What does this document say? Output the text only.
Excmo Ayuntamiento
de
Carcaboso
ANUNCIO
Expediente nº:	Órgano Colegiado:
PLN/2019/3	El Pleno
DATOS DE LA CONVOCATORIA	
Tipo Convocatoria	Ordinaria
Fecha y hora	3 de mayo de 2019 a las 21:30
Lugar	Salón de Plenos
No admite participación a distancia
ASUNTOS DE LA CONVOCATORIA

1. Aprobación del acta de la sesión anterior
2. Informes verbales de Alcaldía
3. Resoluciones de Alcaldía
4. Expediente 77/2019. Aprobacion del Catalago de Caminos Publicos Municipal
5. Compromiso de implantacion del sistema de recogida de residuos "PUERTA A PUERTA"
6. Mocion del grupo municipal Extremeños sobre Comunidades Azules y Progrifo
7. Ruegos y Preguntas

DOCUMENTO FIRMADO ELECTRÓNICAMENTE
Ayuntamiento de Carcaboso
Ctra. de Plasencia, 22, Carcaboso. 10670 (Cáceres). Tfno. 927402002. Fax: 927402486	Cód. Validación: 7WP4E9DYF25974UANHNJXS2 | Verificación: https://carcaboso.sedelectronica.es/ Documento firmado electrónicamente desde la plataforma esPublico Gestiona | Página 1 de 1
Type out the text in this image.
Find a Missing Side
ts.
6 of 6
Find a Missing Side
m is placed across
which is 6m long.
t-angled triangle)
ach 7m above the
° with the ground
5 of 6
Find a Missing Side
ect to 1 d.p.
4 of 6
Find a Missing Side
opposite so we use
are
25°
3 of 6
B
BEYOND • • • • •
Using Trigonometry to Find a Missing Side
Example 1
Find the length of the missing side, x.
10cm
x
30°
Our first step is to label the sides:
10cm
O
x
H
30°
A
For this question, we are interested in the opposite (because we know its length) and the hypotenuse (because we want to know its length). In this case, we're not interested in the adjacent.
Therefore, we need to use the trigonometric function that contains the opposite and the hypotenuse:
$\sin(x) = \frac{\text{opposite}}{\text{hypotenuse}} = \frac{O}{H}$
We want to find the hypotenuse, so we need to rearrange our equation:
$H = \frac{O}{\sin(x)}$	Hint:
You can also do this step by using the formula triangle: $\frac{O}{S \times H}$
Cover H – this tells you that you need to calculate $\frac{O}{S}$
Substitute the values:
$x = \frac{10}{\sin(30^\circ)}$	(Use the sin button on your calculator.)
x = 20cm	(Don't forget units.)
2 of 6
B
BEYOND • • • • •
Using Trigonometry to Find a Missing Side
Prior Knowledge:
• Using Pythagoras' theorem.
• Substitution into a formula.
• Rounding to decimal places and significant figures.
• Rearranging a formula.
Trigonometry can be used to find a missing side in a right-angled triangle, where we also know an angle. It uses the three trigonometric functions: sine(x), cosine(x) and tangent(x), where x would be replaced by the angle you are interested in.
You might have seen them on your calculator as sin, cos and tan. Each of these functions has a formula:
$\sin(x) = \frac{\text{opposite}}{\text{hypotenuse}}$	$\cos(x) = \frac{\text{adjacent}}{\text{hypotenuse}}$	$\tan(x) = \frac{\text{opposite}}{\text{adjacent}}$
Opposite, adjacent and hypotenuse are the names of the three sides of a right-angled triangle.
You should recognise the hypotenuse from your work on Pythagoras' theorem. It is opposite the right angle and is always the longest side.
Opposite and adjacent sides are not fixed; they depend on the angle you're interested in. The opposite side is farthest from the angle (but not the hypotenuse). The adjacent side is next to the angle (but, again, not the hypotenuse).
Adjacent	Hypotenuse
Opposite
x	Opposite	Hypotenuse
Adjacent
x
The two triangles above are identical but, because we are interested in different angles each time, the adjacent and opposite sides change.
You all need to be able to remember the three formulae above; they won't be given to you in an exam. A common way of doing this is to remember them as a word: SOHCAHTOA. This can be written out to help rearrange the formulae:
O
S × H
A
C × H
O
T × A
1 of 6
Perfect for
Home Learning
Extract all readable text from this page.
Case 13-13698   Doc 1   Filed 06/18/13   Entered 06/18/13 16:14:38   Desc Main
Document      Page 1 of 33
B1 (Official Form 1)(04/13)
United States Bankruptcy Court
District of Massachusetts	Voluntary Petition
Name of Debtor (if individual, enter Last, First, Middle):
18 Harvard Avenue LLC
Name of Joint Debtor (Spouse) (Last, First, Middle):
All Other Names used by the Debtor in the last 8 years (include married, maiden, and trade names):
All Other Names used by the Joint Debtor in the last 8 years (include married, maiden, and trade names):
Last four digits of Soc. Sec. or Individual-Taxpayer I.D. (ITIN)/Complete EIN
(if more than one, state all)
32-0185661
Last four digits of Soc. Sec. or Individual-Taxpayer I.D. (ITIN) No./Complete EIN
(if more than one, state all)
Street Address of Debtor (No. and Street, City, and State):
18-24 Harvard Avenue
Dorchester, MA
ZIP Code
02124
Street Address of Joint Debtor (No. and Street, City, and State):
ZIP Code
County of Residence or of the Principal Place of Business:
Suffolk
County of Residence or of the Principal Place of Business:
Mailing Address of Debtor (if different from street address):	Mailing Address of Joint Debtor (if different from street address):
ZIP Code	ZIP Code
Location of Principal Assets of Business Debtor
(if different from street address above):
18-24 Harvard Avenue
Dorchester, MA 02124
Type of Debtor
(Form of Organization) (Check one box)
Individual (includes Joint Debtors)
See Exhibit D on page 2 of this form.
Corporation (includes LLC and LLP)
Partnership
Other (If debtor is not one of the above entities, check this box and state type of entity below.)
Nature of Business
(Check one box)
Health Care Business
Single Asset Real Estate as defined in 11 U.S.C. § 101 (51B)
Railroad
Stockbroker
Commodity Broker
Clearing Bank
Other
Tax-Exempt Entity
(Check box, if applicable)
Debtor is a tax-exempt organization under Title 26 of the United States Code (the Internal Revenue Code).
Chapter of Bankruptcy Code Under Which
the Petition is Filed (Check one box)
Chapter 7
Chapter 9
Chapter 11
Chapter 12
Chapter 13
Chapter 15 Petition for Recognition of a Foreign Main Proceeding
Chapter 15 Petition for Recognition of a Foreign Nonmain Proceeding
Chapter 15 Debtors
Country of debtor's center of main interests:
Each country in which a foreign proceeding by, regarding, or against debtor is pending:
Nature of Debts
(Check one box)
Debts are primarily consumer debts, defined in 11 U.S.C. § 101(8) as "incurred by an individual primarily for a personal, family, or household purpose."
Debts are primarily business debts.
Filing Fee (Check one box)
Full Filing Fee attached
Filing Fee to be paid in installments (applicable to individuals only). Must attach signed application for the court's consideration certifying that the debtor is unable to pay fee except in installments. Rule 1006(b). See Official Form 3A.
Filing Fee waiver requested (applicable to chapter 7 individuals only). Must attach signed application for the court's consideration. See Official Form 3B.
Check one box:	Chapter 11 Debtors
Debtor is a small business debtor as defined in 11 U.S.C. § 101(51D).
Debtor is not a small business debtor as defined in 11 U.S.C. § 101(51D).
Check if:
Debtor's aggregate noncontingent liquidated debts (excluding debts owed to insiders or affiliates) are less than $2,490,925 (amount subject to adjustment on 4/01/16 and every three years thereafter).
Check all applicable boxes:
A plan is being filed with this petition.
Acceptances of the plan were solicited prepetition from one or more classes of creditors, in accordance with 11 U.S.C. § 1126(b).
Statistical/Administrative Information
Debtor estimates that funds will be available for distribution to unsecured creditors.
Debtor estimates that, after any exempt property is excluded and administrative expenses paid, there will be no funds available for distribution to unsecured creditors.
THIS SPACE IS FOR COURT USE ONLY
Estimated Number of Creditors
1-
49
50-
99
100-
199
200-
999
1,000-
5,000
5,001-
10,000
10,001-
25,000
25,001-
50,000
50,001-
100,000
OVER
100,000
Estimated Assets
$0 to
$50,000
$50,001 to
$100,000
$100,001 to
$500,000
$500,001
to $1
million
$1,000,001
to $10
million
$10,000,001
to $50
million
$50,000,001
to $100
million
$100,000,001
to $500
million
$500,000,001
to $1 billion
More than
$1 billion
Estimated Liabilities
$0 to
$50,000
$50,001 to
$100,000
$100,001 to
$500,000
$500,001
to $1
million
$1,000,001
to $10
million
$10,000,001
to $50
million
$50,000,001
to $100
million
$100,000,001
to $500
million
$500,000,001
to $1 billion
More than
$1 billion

################

▶ [TASK STATEMENT]:
Give the count of lines holding the word "Other" and nothing more.

▶ [EXERCISE OUTPUT]:
4